Task to carry out —
Give every line again exactly as it appears, please, but not the pictures.

----------------

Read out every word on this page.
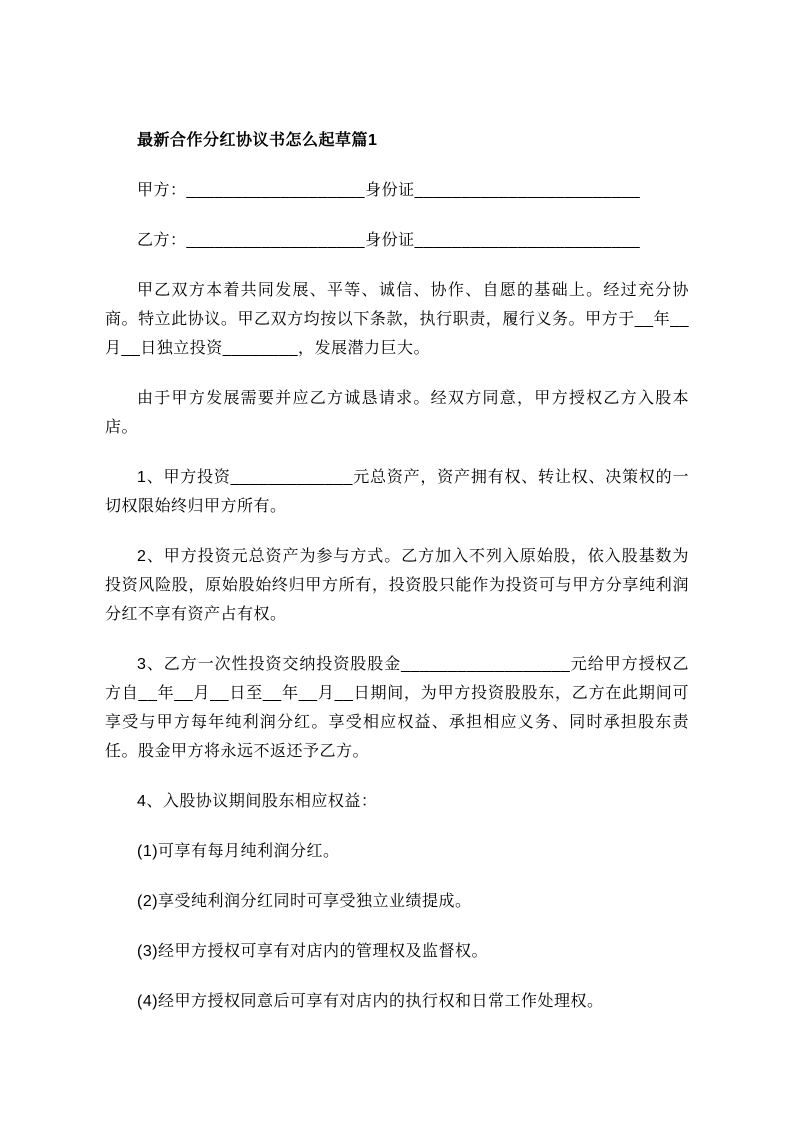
最新合作分红协议书怎么起草篇1

甲方：___________________身份证________________________

乙方：___________________身份证________________________

甲乙双方本着共同发展、平等、诚信、协作、自愿的基础上。经过充分协商。特立此协议。甲乙双方均按以下条款，执行职责，履行义务。甲方于__年__月__日独立投资________，发展潜力巨大。

由于甲方发展需要并应乙方诚恳请求。经双方同意，甲方授权乙方入股本店。

1、甲方投资_____________元总资产，资产拥有权、转让权、决策权的一切权限始终归甲方所有。

2、甲方投资元总资产为参与方式。乙方加入不列入原始股，依入股基数为投资风险股，原始股始终归甲方所有，投资股只能作为投资可与甲方分享纯利润分红不享有资产占有权。

3、乙方一次性投资交纳投资股股金__________________元给甲方授权乙方自__年__月__日至__年__月__日期间，为甲方投资股股东，乙方在此期间可享受与甲方每年纯利润分红。享受相应权益、承担相应义务、同时承担股东责任。股金甲方将永远不返还予乙方。

4、入股协议期间股东相应权益：

(1)可享有每月纯利润分红。

(2)享受纯利润分红同时可享受独立业绩提成。

(3)经甲方授权可享有对店内的管理权及监督权。

(4)经甲方授权同意后可享有对店内的执行权和日常工作处理权。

----------------

Output —
Read out every word on this page.
最新合作分红协议书怎么起草篇1

甲方：___________________身份证________________________

乙方：___________________身份证________________________

甲乙双方本着共同发展、平等、诚信、协作、自愿的基础上。经过充分协商。特立此协议。甲乙双方均按以下条款，执行职责，履行义务。甲方于__年__月__日独立投资________，发展潜力巨大。

由于甲方发展需要并应乙方诚恳请求。经双方同意，甲方授权乙方入股本店。

1、甲方投资_____________元总资产，资产拥有权、转让权、决策权的一切权限始终归甲方所有。

2、甲方投资元总资产为参与方式。乙方加入不列入原始股，依入股基数为投资风险股，原始股始终归甲方所有，投资股只能作为投资可与甲方分享纯利润分红不享有资产占有权。

3、乙方一次性投资交纳投资股股金__________________元给甲方授权乙方自__年__月__日至__年__月__日期间，为甲方投资股股东，乙方在此期间可享受与甲方每年纯利润分红。享受相应权益、承担相应义务、同时承担股东责任。股金甲方将永远不返还予乙方。

4、入股协议期间股东相应权益：

(1)可享有每月纯利润分红。

(2)享受纯利润分红同时可享受独立业绩提成。

(3)经甲方授权可享有对店内的管理权及监督权。

(4)经甲方授权同意后可享有对店内的执行权和日常工作处理权。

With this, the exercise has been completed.